------ Stored data

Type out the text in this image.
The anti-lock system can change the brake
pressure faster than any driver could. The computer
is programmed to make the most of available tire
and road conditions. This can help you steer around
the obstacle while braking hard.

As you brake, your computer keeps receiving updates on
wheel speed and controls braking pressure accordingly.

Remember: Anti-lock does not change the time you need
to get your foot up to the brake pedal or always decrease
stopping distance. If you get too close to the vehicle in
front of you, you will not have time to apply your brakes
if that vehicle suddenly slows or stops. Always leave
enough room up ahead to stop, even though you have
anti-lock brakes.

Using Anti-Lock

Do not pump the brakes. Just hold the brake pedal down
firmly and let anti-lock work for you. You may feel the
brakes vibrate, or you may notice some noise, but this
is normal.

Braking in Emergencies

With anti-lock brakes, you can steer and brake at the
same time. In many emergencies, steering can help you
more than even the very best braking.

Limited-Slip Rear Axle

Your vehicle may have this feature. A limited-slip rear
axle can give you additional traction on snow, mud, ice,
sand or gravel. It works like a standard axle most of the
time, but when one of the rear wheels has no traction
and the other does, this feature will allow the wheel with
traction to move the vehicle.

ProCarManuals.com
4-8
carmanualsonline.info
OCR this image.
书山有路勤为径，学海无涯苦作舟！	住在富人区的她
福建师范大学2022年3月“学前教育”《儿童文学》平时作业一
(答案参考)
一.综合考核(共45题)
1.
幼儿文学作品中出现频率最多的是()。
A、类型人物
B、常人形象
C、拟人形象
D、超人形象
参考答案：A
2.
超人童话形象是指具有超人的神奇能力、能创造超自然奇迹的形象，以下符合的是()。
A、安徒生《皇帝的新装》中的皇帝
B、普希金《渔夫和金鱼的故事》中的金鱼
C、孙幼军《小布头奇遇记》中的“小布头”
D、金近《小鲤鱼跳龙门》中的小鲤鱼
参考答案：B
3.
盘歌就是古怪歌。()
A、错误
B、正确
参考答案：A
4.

------------

• **Work instructions**: Report only the number of lines that hold the word "time".

• **Final result**: 4